Return the records that follow, matching each one exactly.

— Begin Recorded data —

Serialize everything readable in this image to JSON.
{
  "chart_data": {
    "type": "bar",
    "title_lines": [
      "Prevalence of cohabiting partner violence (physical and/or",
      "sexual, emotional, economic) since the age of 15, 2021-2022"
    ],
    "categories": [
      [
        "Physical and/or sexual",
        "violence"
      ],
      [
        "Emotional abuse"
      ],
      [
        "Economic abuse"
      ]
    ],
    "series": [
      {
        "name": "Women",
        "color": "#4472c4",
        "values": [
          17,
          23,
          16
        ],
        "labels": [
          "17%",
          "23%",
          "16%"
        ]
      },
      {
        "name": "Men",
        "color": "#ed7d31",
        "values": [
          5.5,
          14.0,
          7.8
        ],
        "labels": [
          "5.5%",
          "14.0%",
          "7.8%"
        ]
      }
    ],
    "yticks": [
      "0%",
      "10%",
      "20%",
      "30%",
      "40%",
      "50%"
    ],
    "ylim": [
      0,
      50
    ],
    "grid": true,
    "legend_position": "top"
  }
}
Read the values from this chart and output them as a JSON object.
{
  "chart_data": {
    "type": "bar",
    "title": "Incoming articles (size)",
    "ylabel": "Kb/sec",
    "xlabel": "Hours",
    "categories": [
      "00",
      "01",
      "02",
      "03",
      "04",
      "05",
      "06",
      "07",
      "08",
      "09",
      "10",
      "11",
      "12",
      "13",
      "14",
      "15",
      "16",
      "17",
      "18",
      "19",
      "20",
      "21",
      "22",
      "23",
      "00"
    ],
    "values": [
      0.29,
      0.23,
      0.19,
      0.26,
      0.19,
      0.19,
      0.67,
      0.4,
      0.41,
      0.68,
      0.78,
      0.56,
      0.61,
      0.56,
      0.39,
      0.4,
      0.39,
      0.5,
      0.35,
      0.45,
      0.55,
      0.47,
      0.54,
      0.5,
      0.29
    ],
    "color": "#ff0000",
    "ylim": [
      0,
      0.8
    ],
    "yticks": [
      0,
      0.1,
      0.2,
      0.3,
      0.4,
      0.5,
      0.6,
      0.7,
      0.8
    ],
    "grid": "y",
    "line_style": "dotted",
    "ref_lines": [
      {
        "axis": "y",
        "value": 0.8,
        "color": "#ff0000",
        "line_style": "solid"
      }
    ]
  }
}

— End Recorded data —

**Solution for this task:**
Serialize everything readable in this image to JSON.
{
  "chart_data": {
    "type": "bar",
    "title_lines": [
      "Prevalence of cohabiting partner violence (physical and/or",
      "sexual, emotional, economic) since the age of 15, 2021-2022"
    ],
    "categories": [
      [
        "Physical and/or sexual",
        "violence"
      ],
      [
        "Emotional abuse"
      ],
      [
        "Economic abuse"
      ]
    ],
    "series": [
      {
        "name": "Women",
        "color": "#4472c4",
        "values": [
          17,
          23,
          16
        ],
        "labels": [
          "17%",
          "23%",
          "16%"
        ]
      },
      {
        "name": "Men",
        "color": "#ed7d31",
        "values": [
          5.5,
          14.0,
          7.8
        ],
        "labels": [
          "5.5%",
          "14.0%",
          "7.8%"
        ]
      }
    ],
    "yticks": [
      "0%",
      "10%",
      "20%",
      "30%",
      "40%",
      "50%"
    ],
    "ylim": [
      0,
      50
    ],
    "grid": true,
    "legend_position": "top"
  }
}
Read the values from this chart and output them as a JSON object.
{
  "chart_data": {
    "type": "bar",
    "title": "Incoming articles (size)",
    "ylabel": "Kb/sec",
    "xlabel": "Hours",
    "categories": [
      "00",
      "01",
      "02",
      "03",
      "04",
      "05",
      "06",
      "07",
      "08",
      "09",
      "10",
      "11",
      "12",
      "13",
      "14",
      "15",
      "16",
      "17",
      "18",
      "19",
      "20",
      "21",
      "22",
      "23",
      "00"
    ],
    "values": [
      0.29,
      0.23,
      0.19,
      0.26,
      0.19,
      0.19,
      0.67,
      0.4,
      0.41,
      0.68,
      0.78,
      0.56,
      0.61,
      0.56,
      0.39,
      0.4,
      0.39,
      0.5,
      0.35,
      0.45,
      0.55,
      0.47,
      0.54,
      0.5,
      0.29
    ],
    "color": "#ff0000",
    "ylim": [
      0,
      0.8
    ],
    "yticks": [
      0,
      0.1,
      0.2,
      0.3,
      0.4,
      0.5,
      0.6,
      0.7,
      0.8
    ],
    "grid": "y",
    "line_style": "dotted",
    "ref_lines": [
      {
        "axis": "y",
        "value": 0.8,
        "color": "#ff0000",
        "line_style": "solid"
      }
    ]
  }
}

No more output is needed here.